▶ [Written instruction]: Only the number is wanted: count the lines that contain "title".

# Start of Supplied material

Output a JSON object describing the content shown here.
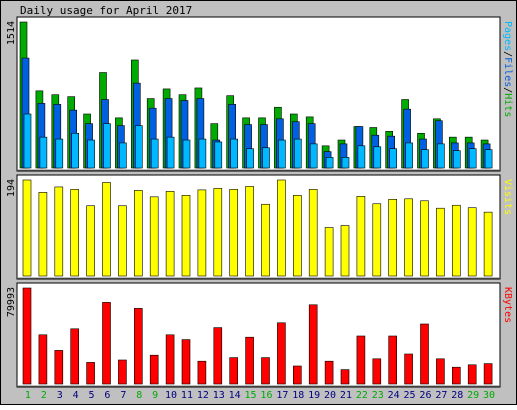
{
  "chart_data": {
    "type": "bar",
    "title": "Daily usage for April 2017",
    "days": [
      "1",
      "2",
      "3",
      "4",
      "5",
      "6",
      "7",
      "8",
      "9",
      "10",
      "11",
      "12",
      "13",
      "14",
      "15",
      "16",
      "17",
      "18",
      "19",
      "20",
      "21",
      "22",
      "23",
      "24",
      "25",
      "26",
      "27",
      "28",
      "29",
      "30"
    ],
    "weekend_days": [
      "1",
      "2",
      "8",
      "9",
      "15",
      "16",
      "22",
      "23",
      "29",
      "30"
    ],
    "colors": {
      "background": "#c0c0c0",
      "panel": "#ffffff",
      "hits": "#00aa00",
      "files": "#0060e0",
      "pages": "#00b8ff",
      "visits": "#ffff00",
      "kbytes": "#ff0000",
      "weekday_label": "#000080",
      "weekend_label": "#00aa00"
    },
    "panels": [
      {
        "label_parts": [
          {
            "text": "Pages",
            "color": "#00b8ff"
          },
          {
            "text": "/",
            "color": "#000000"
          },
          {
            "text": "Files",
            "color": "#0060e0"
          },
          {
            "text": "/",
            "color": "#000000"
          },
          {
            "text": "Hits",
            "color": "#00aa00"
          }
        ],
        "max_label": "1514",
        "max": 1514,
        "series": [
          {
            "name": "Hits",
            "values": [
              1514,
              800,
              760,
              740,
              560,
              990,
              520,
              1120,
              720,
              820,
              760,
              830,
              460,
              750,
              520,
              520,
              630,
              560,
              530,
              230,
              290,
              430,
              420,
              380,
              710,
              360,
              510,
              320,
              320,
              290
            ]
          },
          {
            "name": "Files",
            "values": [
              1140,
              670,
              660,
              600,
              460,
              710,
              440,
              880,
              620,
              720,
              700,
              720,
              290,
              660,
              450,
              450,
              510,
              480,
              460,
              170,
              250,
              430,
              340,
              330,
              610,
              300,
              490,
              260,
              260,
              250
            ]
          },
          {
            "name": "Pages",
            "values": [
              560,
              320,
              300,
              360,
              290,
              460,
              260,
              440,
              300,
              320,
              290,
              300,
              270,
              300,
              200,
              210,
              290,
              300,
              250,
              110,
              110,
              230,
              220,
              200,
              260,
              190,
              250,
              180,
              200,
              190
            ]
          }
        ]
      },
      {
        "label_parts": [
          {
            "text": "Visits",
            "color": "#ffff00"
          }
        ],
        "max_label": "194",
        "max": 194,
        "series": [
          {
            "name": "Visits",
            "values": [
              194,
              169,
              180,
              175,
              142,
              189,
              142,
              173,
              160,
              171,
              163,
              174,
              177,
              175,
              181,
              145,
              194,
              163,
              175,
              98,
              102,
              161,
              146,
              155,
              156,
              152,
              137,
              143,
              138,
              129
            ]
          }
        ]
      },
      {
        "label_parts": [
          {
            "text": "KBytes",
            "color": "#ff0000"
          }
        ],
        "max_label": "79993",
        "max": 79993,
        "series": [
          {
            "name": "KBytes",
            "values": [
              79993,
              41000,
              28000,
              46000,
              18000,
              68000,
              20000,
              63000,
              24000,
              41000,
              37000,
              19000,
              47000,
              22000,
              39000,
              22000,
              51000,
              15000,
              66000,
              19000,
              12000,
              40000,
              21000,
              40000,
              25000,
              50000,
              21000,
              14000,
              16000,
              17000
            ]
          }
        ]
      }
    ]
  }
}
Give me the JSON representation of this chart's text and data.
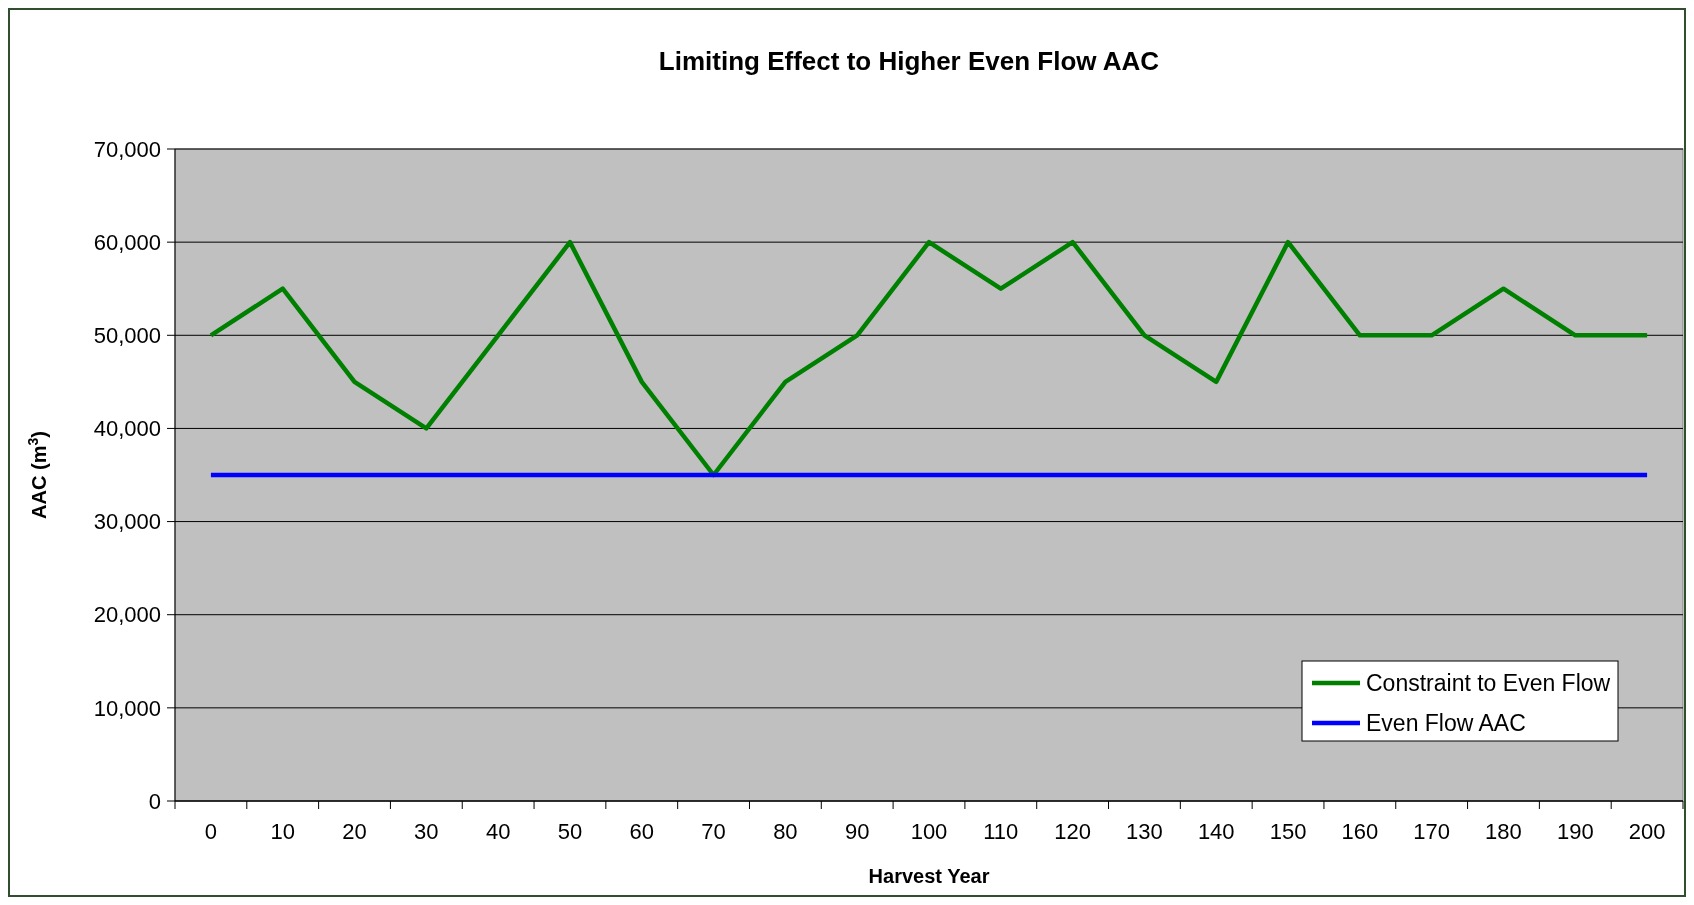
{
  "chart_data": {
    "type": "line",
    "title": "Limiting Effect to Higher Even Flow AAC",
    "xlabel": "Harvest Year",
    "ylabel": "AAC (m$^{3}$)",
    "categories": [
      "0",
      "10",
      "20",
      "30",
      "40",
      "50",
      "60",
      "70",
      "80",
      "90",
      "100",
      "110",
      "120",
      "130",
      "140",
      "150",
      "160",
      "170",
      "180",
      "190",
      "200"
    ],
    "series": [
      {
        "name": "Constraint to Even Flow",
        "color": "#008000",
        "values": [
          50000,
          55000,
          45000,
          40000,
          50000,
          60000,
          45000,
          35000,
          45000,
          50000,
          60000,
          55000,
          60000,
          50000,
          45000,
          60000,
          50000,
          50000,
          55000,
          50000,
          50000
        ]
      },
      {
        "name": "Even Flow AAC",
        "color": "#0000ff",
        "values": [
          35000,
          35000,
          35000,
          35000,
          35000,
          35000,
          35000,
          35000,
          35000,
          35000,
          35000,
          35000,
          35000,
          35000,
          35000,
          35000,
          35000,
          35000,
          35000,
          35000,
          35000
        ]
      }
    ],
    "ylim": [
      0,
      70000
    ],
    "yticks": [
      0,
      {
        "value": 10000,
        "label": "10,000"
      },
      {
        "value": 20000,
        "label": "20,000"
      },
      {
        "value": 30000,
        "label": "30,000"
      },
      {
        "value": 40000,
        "label": "40,000"
      },
      {
        "value": 50000,
        "label": "50,000"
      },
      {
        "value": 60000,
        "label": "60,000"
      },
      {
        "value": 70000,
        "label": "70,000"
      }
    ],
    "grid": "y",
    "legend": "bottom right",
    "marker": "none",
    "line_style": "solid"
  }
}
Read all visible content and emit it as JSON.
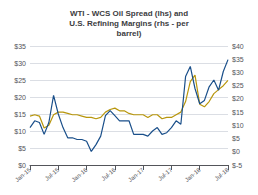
{
  "chart_data": {
    "type": "line",
    "title": "WTI - WCS Oil Spread (lhs) and\nU.S. Refining Margins (rhs - per\nbarrel)",
    "categories": [
      "Jan-15",
      null,
      null,
      null,
      null,
      null,
      "Jul-15",
      null,
      null,
      null,
      null,
      null,
      "Jan-16",
      null,
      null,
      null,
      null,
      null,
      "Jul-16",
      null,
      null,
      null,
      null,
      null,
      "Jan-17",
      null,
      null,
      null,
      null,
      null,
      "Jul-17",
      null,
      null,
      null,
      null,
      null,
      "Jan-18",
      null,
      null,
      null,
      null,
      null,
      "Jul-18"
    ],
    "series": [
      {
        "color": "#1a4f8a",
        "axis": "y",
        "values": [
          11.0,
          13.0,
          12.5,
          9.0,
          12.5,
          20.5,
          15.0,
          11.0,
          8.0,
          8.0,
          7.5,
          7.5,
          7.0,
          4.0,
          6.0,
          8.5,
          14.5,
          16.0,
          14.5,
          13.0,
          13.0,
          13.0,
          9.0,
          9.0,
          9.0,
          8.5,
          10.0,
          11.0,
          9.0,
          9.5,
          11.0,
          13.0,
          12.0,
          26.0,
          29.0,
          22.5,
          18.0,
          19.0,
          23.0,
          25.0,
          22.0,
          27.5,
          31.0
        ]
      },
      {
        "color": "#b8960c",
        "axis": "y2",
        "values": [
          13.5,
          14.0,
          13.5,
          9.0,
          10.0,
          14.0,
          15.0,
          15.0,
          14.5,
          14.0,
          14.0,
          13.5,
          13.0,
          13.0,
          12.5,
          13.0,
          15.0,
          16.0,
          16.5,
          15.5,
          15.5,
          14.5,
          14.0,
          14.0,
          14.0,
          13.0,
          14.0,
          14.0,
          12.5,
          13.0,
          13.0,
          14.0,
          15.0,
          19.0,
          26.5,
          29.0,
          18.0,
          17.0,
          19.0,
          22.0,
          23.5,
          25.0,
          27.0
        ]
      }
    ],
    "ylim": [
      0,
      35
    ],
    "yticks": [
      {
        "value": 0,
        "label": "$0"
      },
      {
        "value": 5,
        "label": "$5"
      },
      {
        "value": 10,
        "label": "$10"
      },
      {
        "value": 15,
        "label": "$15"
      },
      {
        "value": 20,
        "label": "$20"
      },
      {
        "value": 25,
        "label": "$25"
      },
      {
        "value": 30,
        "label": "$30"
      },
      {
        "value": 35,
        "label": "$35"
      }
    ],
    "y2lim": [
      -5,
      40
    ],
    "y2ticks": [
      {
        "value": -5,
        "label": "$-5"
      },
      {
        "value": 0,
        "label": "$0"
      },
      {
        "value": 5,
        "label": "$5"
      },
      {
        "value": 10,
        "label": "$10"
      },
      {
        "value": 15,
        "label": "$15"
      },
      {
        "value": 20,
        "label": "$20"
      },
      {
        "value": 25,
        "label": "$25"
      },
      {
        "value": 30,
        "label": "$30"
      },
      {
        "value": 35,
        "label": "$35"
      },
      {
        "value": 40,
        "label": "$40"
      }
    ],
    "grid": true
  }
}
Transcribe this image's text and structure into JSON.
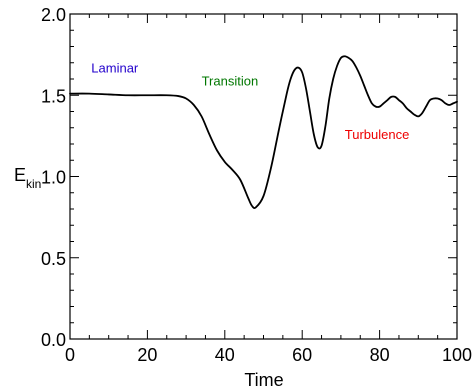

# End of Supplied material

▶ [Written solution]: 3